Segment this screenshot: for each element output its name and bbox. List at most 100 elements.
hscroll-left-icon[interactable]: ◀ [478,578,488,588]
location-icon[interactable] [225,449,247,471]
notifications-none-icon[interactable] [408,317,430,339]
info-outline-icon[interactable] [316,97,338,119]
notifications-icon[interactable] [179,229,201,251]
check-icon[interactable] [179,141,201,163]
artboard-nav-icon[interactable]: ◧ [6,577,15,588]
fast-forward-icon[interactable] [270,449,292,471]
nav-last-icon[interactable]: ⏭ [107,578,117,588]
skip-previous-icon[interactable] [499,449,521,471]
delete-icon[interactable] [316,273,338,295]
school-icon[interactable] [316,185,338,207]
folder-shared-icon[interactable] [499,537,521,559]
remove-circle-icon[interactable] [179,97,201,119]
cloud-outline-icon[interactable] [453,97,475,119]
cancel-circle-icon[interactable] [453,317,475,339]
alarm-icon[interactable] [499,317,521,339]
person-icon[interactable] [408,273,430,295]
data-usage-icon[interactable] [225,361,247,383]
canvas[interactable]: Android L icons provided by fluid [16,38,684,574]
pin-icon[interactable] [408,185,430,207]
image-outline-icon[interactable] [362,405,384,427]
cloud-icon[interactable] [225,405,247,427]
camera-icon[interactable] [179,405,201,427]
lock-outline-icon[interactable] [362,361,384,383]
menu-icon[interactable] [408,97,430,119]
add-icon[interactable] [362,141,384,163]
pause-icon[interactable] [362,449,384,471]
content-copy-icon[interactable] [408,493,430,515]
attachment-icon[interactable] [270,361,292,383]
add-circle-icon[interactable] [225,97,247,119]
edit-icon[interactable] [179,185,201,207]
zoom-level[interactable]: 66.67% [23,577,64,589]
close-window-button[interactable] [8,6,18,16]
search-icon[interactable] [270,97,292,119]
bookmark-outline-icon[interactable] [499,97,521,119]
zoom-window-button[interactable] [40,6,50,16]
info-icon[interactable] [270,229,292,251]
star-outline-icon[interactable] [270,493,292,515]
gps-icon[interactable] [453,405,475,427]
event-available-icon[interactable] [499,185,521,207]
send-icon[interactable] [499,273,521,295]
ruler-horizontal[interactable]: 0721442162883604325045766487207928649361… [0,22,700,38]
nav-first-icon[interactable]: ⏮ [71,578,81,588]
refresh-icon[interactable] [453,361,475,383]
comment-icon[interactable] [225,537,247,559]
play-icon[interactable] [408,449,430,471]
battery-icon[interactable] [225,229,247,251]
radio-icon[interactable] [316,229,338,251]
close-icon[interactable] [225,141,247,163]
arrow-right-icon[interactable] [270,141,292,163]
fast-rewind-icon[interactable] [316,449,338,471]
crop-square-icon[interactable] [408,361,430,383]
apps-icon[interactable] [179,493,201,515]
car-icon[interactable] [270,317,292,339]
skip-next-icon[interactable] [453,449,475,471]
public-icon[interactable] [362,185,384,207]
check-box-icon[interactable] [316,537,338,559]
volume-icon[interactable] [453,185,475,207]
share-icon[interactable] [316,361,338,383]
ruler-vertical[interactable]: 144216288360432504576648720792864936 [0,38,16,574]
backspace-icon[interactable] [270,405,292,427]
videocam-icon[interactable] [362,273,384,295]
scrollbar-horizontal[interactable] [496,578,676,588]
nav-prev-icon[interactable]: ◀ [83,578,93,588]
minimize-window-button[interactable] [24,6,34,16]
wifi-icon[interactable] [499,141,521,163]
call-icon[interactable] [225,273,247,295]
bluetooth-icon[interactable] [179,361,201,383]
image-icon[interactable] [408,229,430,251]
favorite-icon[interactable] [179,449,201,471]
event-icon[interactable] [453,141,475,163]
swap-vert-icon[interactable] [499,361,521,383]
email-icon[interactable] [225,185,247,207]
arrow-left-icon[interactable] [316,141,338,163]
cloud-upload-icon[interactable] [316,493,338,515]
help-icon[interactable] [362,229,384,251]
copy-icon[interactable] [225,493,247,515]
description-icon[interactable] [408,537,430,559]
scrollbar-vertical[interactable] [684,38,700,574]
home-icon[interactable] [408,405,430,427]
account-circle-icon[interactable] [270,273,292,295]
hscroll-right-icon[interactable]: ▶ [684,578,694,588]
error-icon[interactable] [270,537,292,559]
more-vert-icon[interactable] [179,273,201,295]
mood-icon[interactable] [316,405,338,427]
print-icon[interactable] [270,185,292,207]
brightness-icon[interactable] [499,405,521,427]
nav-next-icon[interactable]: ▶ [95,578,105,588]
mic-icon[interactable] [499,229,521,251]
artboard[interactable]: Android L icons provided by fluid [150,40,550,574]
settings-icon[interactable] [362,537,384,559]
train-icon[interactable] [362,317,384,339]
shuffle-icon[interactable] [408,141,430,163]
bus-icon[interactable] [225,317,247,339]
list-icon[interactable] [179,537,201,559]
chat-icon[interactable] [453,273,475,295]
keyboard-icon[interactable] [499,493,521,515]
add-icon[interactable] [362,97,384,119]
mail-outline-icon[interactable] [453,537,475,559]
--
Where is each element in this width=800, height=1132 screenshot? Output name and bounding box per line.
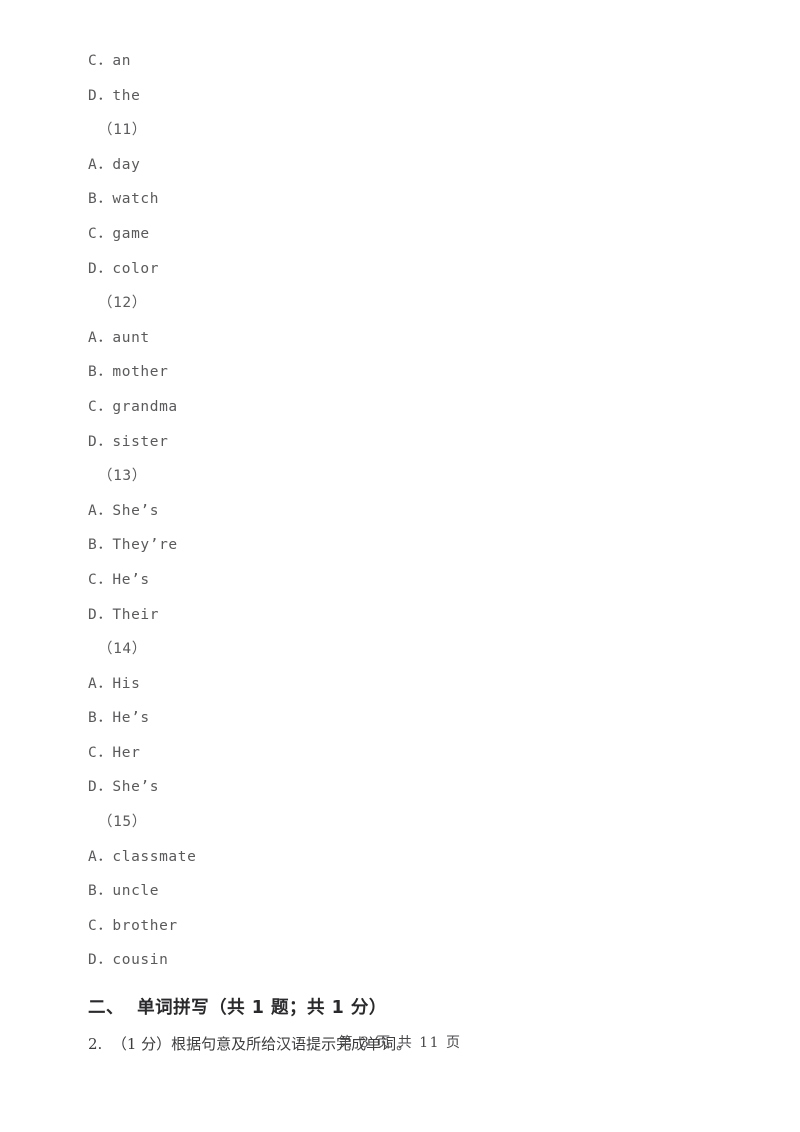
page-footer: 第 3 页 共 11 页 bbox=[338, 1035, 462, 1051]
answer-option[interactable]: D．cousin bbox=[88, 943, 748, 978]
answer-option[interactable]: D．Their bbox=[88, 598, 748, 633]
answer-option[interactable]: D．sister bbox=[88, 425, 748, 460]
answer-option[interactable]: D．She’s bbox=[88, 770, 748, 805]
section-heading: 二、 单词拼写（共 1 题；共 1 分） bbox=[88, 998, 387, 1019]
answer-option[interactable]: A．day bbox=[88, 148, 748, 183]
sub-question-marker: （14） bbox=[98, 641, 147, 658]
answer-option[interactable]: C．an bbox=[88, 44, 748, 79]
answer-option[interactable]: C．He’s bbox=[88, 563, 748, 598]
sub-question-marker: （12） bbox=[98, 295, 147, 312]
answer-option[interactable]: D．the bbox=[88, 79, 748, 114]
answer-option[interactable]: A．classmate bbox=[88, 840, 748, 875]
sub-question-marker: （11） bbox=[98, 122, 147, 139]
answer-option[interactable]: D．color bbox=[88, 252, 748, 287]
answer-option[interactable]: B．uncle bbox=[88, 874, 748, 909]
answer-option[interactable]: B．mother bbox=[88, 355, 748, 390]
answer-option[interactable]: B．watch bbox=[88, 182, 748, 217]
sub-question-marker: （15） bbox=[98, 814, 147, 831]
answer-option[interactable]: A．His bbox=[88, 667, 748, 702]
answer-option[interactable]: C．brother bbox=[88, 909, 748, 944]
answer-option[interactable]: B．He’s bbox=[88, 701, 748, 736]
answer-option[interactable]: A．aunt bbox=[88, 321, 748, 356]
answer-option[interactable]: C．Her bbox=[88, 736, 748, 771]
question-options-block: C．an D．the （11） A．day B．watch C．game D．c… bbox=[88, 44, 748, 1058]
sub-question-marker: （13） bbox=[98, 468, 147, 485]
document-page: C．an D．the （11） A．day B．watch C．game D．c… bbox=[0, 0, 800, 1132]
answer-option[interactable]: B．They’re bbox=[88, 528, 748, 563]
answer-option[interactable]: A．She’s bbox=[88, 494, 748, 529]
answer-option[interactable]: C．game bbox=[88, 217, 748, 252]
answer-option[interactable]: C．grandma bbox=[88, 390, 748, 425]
--
* What is asked: Reproduce the stretch of the listing from the line containing "Segment this screenshot: for" through the line containing "nav-last-icon[interactable]: ⏭ [107,578,117,588]", swapping "location-icon" for "map-pin-icon" and leaving all else as it is.

* Solution for this exercise:
Segment this screenshot: for each element output its name and bbox. List at most 100 elements.
hscroll-left-icon[interactable]: ◀ [478,578,488,588]
map-pin-icon[interactable] [225,449,247,471]
notifications-none-icon[interactable] [408,317,430,339]
info-outline-icon[interactable] [316,97,338,119]
notifications-icon[interactable] [179,229,201,251]
check-icon[interactable] [179,141,201,163]
artboard-nav-icon[interactable]: ◧ [6,577,15,588]
fast-forward-icon[interactable] [270,449,292,471]
nav-last-icon[interactable]: ⏭ [107,578,117,588]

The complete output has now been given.